- **Exercise requirements**:
Copy the records. Keep every line exactly as it is.
══════════════════════════════
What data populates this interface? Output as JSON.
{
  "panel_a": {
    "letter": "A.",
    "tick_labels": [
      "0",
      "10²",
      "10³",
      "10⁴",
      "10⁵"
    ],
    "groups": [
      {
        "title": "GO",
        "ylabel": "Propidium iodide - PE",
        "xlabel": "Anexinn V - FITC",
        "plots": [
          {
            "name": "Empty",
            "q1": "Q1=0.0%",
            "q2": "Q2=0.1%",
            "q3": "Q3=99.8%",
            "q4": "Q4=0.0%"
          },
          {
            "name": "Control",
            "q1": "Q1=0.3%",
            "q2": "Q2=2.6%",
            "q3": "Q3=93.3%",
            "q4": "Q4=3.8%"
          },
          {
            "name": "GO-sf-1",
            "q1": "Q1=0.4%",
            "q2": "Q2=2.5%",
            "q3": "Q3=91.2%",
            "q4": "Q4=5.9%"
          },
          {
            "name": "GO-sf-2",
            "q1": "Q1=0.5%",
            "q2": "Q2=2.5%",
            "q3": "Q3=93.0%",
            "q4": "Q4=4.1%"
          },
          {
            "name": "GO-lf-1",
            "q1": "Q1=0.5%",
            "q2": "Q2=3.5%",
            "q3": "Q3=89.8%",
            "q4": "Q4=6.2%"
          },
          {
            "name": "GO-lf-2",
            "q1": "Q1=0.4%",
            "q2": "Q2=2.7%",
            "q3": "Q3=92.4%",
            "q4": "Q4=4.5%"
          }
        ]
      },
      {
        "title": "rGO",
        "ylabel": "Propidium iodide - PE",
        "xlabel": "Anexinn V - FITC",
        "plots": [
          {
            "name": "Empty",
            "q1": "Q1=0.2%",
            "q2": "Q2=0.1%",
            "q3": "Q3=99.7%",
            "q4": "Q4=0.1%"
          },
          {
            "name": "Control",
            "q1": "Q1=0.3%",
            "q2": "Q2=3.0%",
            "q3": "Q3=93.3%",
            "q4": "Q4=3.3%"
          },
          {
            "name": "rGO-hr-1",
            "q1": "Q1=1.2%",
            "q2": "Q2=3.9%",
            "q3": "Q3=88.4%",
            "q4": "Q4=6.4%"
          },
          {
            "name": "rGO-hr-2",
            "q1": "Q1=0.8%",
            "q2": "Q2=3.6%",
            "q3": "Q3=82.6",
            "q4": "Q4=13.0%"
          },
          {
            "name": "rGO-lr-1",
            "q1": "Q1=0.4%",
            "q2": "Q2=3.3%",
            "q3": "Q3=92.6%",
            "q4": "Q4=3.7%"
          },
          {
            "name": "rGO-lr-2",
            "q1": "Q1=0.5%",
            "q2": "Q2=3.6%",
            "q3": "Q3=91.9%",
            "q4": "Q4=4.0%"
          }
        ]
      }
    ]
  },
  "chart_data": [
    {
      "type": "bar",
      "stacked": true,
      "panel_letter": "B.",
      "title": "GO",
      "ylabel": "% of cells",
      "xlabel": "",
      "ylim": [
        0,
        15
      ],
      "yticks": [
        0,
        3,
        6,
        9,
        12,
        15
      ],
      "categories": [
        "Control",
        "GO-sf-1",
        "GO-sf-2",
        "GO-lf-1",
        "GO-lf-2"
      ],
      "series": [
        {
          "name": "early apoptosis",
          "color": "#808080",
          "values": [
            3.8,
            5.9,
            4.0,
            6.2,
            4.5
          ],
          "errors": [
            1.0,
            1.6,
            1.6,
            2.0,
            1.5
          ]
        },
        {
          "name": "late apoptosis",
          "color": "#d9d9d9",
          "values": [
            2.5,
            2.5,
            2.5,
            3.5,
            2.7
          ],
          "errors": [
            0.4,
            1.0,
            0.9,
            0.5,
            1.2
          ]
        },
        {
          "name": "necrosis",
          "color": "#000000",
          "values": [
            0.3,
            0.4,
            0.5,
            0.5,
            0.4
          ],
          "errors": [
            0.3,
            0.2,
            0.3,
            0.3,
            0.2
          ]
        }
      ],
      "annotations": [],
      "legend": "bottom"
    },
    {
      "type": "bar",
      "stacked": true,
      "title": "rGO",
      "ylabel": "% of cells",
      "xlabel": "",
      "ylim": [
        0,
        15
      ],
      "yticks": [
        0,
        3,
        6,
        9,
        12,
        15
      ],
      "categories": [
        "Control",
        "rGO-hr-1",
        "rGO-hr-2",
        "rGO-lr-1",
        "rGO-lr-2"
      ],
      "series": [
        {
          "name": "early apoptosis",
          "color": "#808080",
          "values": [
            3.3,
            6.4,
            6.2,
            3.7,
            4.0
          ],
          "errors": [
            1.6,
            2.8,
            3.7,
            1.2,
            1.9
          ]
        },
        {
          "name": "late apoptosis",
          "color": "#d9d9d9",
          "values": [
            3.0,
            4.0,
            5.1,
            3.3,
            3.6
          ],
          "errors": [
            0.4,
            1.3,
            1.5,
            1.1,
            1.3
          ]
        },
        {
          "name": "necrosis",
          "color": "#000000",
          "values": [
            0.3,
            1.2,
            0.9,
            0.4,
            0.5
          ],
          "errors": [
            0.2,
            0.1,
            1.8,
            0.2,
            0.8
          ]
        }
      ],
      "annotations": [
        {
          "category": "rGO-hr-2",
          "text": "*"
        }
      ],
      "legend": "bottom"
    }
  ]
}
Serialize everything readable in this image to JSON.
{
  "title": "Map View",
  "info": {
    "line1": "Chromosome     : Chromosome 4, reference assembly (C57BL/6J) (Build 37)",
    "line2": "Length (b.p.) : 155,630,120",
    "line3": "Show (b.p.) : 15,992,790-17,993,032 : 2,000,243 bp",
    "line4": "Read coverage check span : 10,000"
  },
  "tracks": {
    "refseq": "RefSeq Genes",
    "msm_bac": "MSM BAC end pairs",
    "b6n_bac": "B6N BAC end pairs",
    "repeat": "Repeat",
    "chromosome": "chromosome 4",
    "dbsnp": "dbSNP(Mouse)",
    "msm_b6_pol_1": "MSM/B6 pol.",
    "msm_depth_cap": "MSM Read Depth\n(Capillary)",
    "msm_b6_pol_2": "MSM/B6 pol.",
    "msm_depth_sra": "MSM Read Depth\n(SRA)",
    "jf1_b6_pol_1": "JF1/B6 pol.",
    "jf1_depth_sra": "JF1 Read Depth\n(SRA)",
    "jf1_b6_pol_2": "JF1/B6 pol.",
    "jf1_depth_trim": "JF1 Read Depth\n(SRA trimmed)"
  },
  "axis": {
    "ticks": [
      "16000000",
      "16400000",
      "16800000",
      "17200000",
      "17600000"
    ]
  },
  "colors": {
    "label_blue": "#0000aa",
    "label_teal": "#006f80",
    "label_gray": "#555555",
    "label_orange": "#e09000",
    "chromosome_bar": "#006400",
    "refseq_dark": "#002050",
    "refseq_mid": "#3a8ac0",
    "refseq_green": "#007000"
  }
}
══════════════════════════════
- **The completed task**:
What data populates this interface? Output as JSON.
{
  "panel_a": {
    "letter": "A.",
    "tick_labels": [
      "0",
      "10²",
      "10³",
      "10⁴",
      "10⁵"
    ],
    "groups": [
      {
        "title": "GO",
        "ylabel": "Propidium iodide - PE",
        "xlabel": "Anexinn V - FITC",
        "plots": [
          {
            "name": "Empty",
            "q1": "Q1=0.0%",
            "q2": "Q2=0.1%",
            "q3": "Q3=99.8%",
            "q4": "Q4=0.0%"
          },
          {
            "name": "Control",
            "q1": "Q1=0.3%",
            "q2": "Q2=2.6%",
            "q3": "Q3=93.3%",
            "q4": "Q4=3.8%"
          },
          {
            "name": "GO-sf-1",
            "q1": "Q1=0.4%",
            "q2": "Q2=2.5%",
            "q3": "Q3=91.2%",
            "q4": "Q4=5.9%"
          },
          {
            "name": "GO-sf-2",
            "q1": "Q1=0.5%",
            "q2": "Q2=2.5%",
            "q3": "Q3=93.0%",
            "q4": "Q4=4.1%"
          },
          {
            "name": "GO-lf-1",
            "q1": "Q1=0.5%",
            "q2": "Q2=3.5%",
            "q3": "Q3=89.8%",
            "q4": "Q4=6.2%"
          },
          {
            "name": "GO-lf-2",
            "q1": "Q1=0.4%",
            "q2": "Q2=2.7%",
            "q3": "Q3=92.4%",
            "q4": "Q4=4.5%"
          }
        ]
      },
      {
        "title": "rGO",
        "ylabel": "Propidium iodide - PE",
        "xlabel": "Anexinn V - FITC",
        "plots": [
          {
            "name": "Empty",
            "q1": "Q1=0.2%",
            "q2": "Q2=0.1%",
            "q3": "Q3=99.7%",
            "q4": "Q4=0.1%"
          },
          {
            "name": "Control",
            "q1": "Q1=0.3%",
            "q2": "Q2=3.0%",
            "q3": "Q3=93.3%",
            "q4": "Q4=3.3%"
          },
          {
            "name": "rGO-hr-1",
            "q1": "Q1=1.2%",
            "q2": "Q2=3.9%",
            "q3": "Q3=88.4%",
            "q4": "Q4=6.4%"
          },
          {
            "name": "rGO-hr-2",
            "q1": "Q1=0.8%",
            "q2": "Q2=3.6%",
            "q3": "Q3=82.6",
            "q4": "Q4=13.0%"
          },
          {
            "name": "rGO-lr-1",
            "q1": "Q1=0.4%",
            "q2": "Q2=3.3%",
            "q3": "Q3=92.6%",
            "q4": "Q4=3.7%"
          },
          {
            "name": "rGO-lr-2",
            "q1": "Q1=0.5%",
            "q2": "Q2=3.6%",
            "q3": "Q3=91.9%",
            "q4": "Q4=4.0%"
          }
        ]
      }
    ]
  },
  "chart_data": [
    {
      "type": "bar",
      "stacked": true,
      "panel_letter": "B.",
      "title": "GO",
      "ylabel": "% of cells",
      "xlabel": "",
      "ylim": [
        0,
        15
      ],
      "yticks": [
        0,
        3,
        6,
        9,
        12,
        15
      ],
      "categories": [
        "Control",
        "GO-sf-1",
        "GO-sf-2",
        "GO-lf-1",
        "GO-lf-2"
      ],
      "series": [
        {
          "name": "early apoptosis",
          "color": "#808080",
          "values": [
            3.8,
            5.9,
            4.0,
            6.2,
            4.5
          ],
          "errors": [
            1.0,
            1.6,
            1.6,
            2.0,
            1.5
          ]
        },
        {
          "name": "late apoptosis",
          "color": "#d9d9d9",
          "values": [
            2.5,
            2.5,
            2.5,
            3.5,
            2.7
          ],
          "errors": [
            0.4,
            1.0,
            0.9,
            0.5,
            1.2
          ]
        },
        {
          "name": "necrosis",
          "color": "#000000",
          "values": [
            0.3,
            0.4,
            0.5,
            0.5,
            0.4
          ],
          "errors": [
            0.3,
            0.2,
            0.3,
            0.3,
            0.2
          ]
        }
      ],
      "annotations": [],
      "legend": "bottom"
    },
    {
      "type": "bar",
      "stacked": true,
      "title": "rGO",
      "ylabel": "% of cells",
      "xlabel": "",
      "ylim": [
        0,
        15
      ],
      "yticks": [
        0,
        3,
        6,
        9,
        12,
        15
      ],
      "categories": [
        "Control",
        "rGO-hr-1",
        "rGO-hr-2",
        "rGO-lr-1",
        "rGO-lr-2"
      ],
      "series": [
        {
          "name": "early apoptosis",
          "color": "#808080",
          "values": [
            3.3,
            6.4,
            6.2,
            3.7,
            4.0
          ],
          "errors": [
            1.6,
            2.8,
            3.7,
            1.2,
            1.9
          ]
        },
        {
          "name": "late apoptosis",
          "color": "#d9d9d9",
          "values": [
            3.0,
            4.0,
            5.1,
            3.3,
            3.6
          ],
          "errors": [
            0.4,
            1.3,
            1.5,
            1.1,
            1.3
          ]
        },
        {
          "name": "necrosis",
          "color": "#000000",
          "values": [
            0.3,
            1.2,
            0.9,
            0.4,
            0.5
          ],
          "errors": [
            0.2,
            0.1,
            1.8,
            0.2,
            0.8
          ]
        }
      ],
      "annotations": [
        {
          "category": "rGO-hr-2",
          "text": "*"
        }
      ],
      "legend": "bottom"
    }
  ]
}
Serialize everything readable in this image to JSON.
{
  "title": "Map View",
  "info": {
    "line1": "Chromosome     : Chromosome 4, reference assembly (C57BL/6J) (Build 37)",
    "line2": "Length (b.p.) : 155,630,120",
    "line3": "Show (b.p.) : 15,992,790-17,993,032 : 2,000,243 bp",
    "line4": "Read coverage check span : 10,000"
  },
  "tracks": {
    "refseq": "RefSeq Genes",
    "msm_bac": "MSM BAC end pairs",
    "b6n_bac": "B6N BAC end pairs",
    "repeat": "Repeat",
    "chromosome": "chromosome 4",
    "dbsnp": "dbSNP(Mouse)",
    "msm_b6_pol_1": "MSM/B6 pol.",
    "msm_depth_cap": "MSM Read Depth\n(Capillary)",
    "msm_b6_pol_2": "MSM/B6 pol.",
    "msm_depth_sra": "MSM Read Depth\n(SRA)",
    "jf1_b6_pol_1": "JF1/B6 pol.",
    "jf1_depth_sra": "JF1 Read Depth\n(SRA)",
    "jf1_b6_pol_2": "JF1/B6 pol.",
    "jf1_depth_trim": "JF1 Read Depth\n(SRA trimmed)"
  },
  "axis": {
    "ticks": [
      "16000000",
      "16400000",
      "16800000",
      "17200000",
      "17600000"
    ]
  },
  "colors": {
    "label_blue": "#0000aa",
    "label_teal": "#006f80",
    "label_gray": "#555555",
    "label_orange": "#e09000",
    "chromosome_bar": "#006400",
    "refseq_dark": "#002050",
    "refseq_mid": "#3a8ac0",
    "refseq_green": "#007000"
  }
}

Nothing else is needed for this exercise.